SET TASK: Go through the entries below and collect each line with the string "FLEXION" in it.

DATASET ROWS:
==*==

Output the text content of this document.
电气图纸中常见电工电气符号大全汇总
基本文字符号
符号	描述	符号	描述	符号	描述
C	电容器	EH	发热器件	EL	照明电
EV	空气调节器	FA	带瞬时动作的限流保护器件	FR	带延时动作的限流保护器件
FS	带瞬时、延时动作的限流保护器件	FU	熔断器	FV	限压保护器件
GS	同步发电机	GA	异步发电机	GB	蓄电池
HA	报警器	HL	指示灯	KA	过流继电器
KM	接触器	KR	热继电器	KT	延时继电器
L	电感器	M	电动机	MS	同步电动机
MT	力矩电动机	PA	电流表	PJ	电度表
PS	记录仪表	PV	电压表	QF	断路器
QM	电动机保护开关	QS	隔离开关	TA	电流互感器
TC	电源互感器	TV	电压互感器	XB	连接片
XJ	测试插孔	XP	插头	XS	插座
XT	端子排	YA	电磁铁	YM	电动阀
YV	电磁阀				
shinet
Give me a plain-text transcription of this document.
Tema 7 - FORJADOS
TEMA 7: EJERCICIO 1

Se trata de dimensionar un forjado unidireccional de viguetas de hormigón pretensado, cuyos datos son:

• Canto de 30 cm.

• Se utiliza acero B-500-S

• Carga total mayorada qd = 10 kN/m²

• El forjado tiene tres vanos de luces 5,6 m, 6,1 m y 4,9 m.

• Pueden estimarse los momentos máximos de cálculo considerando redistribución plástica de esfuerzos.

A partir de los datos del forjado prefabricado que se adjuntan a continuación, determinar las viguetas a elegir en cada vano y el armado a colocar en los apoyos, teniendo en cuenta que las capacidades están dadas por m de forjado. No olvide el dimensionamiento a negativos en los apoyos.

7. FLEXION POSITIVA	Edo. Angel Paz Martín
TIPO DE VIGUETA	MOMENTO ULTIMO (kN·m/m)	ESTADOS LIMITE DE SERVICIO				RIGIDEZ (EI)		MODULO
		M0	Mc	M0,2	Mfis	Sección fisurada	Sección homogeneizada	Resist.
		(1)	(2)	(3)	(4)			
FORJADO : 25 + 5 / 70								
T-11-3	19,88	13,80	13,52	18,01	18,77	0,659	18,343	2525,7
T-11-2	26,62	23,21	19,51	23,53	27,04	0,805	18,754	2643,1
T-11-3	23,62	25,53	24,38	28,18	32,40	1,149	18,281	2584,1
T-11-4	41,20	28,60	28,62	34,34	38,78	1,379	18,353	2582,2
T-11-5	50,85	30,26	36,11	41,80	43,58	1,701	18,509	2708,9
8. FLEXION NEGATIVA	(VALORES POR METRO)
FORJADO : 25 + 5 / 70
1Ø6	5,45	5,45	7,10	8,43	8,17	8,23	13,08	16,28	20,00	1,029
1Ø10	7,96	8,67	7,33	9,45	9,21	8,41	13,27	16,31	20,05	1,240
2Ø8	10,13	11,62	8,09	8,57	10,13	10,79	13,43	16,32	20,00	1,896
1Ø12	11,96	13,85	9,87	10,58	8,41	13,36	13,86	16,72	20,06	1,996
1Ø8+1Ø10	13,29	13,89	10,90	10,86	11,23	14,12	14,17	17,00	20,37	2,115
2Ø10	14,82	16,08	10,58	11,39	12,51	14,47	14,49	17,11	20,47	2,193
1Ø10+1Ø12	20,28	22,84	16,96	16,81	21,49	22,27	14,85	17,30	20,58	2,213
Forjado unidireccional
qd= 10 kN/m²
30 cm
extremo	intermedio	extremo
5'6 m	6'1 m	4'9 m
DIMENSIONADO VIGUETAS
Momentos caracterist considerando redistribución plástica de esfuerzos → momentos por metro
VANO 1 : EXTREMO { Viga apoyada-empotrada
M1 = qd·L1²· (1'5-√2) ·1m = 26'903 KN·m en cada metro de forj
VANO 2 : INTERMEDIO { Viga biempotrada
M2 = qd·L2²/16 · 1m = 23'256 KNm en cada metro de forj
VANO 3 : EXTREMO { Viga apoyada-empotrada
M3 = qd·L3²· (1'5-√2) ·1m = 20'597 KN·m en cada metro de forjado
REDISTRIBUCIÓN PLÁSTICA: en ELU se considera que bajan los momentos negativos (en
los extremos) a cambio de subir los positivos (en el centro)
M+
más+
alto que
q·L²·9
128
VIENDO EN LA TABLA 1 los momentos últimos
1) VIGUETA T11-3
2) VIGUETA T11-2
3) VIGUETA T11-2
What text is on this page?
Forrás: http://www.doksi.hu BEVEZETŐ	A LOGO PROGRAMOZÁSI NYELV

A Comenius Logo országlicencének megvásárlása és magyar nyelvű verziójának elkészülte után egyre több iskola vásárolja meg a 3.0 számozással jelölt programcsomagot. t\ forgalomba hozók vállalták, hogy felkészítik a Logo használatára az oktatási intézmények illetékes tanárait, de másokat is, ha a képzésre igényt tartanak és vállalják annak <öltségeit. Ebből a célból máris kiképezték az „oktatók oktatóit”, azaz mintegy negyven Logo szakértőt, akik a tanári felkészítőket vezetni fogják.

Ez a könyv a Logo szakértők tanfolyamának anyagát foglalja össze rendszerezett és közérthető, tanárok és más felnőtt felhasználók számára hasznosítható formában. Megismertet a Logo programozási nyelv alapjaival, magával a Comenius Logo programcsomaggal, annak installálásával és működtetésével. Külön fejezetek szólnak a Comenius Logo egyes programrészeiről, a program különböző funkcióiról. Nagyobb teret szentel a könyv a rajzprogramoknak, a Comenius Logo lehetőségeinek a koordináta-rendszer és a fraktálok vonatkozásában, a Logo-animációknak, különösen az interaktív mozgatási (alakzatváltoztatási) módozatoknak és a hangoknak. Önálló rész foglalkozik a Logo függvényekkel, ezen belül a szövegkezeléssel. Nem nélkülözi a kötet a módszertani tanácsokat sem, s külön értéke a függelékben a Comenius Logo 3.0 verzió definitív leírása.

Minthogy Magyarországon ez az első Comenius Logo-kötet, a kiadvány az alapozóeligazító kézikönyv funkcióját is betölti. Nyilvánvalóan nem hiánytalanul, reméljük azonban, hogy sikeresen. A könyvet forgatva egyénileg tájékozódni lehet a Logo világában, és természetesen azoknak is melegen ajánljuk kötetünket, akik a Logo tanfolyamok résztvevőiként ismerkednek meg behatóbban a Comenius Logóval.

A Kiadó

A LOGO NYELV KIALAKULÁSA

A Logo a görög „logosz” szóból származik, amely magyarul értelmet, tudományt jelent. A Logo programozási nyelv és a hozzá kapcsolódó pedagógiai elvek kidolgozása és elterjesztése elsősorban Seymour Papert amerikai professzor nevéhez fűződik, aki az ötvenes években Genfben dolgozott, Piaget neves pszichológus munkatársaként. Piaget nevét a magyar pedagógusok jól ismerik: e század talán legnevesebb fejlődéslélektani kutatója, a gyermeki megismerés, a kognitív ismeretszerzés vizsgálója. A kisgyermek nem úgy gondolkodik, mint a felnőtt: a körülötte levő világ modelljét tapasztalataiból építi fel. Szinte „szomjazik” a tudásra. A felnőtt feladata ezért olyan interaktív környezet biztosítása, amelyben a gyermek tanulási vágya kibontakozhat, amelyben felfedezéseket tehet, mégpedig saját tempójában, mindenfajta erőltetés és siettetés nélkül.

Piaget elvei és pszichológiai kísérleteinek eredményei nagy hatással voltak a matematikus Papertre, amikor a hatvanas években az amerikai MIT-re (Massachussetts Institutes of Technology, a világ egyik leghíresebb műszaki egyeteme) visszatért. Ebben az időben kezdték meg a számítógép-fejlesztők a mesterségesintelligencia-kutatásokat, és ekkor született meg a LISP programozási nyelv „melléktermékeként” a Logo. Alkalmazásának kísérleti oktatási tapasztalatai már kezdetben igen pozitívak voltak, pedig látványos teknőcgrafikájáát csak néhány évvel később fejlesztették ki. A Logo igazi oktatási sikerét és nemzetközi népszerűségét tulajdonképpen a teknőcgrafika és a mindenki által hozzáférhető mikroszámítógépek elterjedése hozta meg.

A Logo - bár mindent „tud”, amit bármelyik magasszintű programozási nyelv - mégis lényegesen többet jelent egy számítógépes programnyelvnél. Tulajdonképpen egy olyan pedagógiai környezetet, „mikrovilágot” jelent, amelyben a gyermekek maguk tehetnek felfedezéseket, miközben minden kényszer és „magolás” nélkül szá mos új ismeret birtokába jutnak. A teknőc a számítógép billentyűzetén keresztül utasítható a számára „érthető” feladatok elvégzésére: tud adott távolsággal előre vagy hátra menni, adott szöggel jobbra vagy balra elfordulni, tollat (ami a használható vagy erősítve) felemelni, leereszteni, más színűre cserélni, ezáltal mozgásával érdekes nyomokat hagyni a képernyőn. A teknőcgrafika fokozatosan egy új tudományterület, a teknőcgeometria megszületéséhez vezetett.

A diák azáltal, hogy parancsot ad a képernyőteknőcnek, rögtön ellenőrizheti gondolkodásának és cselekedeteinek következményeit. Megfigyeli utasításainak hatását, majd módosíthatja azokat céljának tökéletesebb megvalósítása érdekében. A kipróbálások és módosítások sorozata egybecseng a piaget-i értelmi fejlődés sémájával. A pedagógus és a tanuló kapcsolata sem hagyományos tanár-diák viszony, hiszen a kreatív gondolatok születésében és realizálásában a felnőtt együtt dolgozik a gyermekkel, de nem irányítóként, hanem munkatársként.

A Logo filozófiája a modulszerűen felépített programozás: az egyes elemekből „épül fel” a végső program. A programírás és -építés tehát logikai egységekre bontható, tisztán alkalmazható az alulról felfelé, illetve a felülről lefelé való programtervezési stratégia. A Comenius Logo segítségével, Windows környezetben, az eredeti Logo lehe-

==*==

WRITTEN ANSWER:
7. FLEXION POSITIVA	Edo. Angel Paz Martín
8. FLEXION NEGATIVA	(VALORES POR METRO)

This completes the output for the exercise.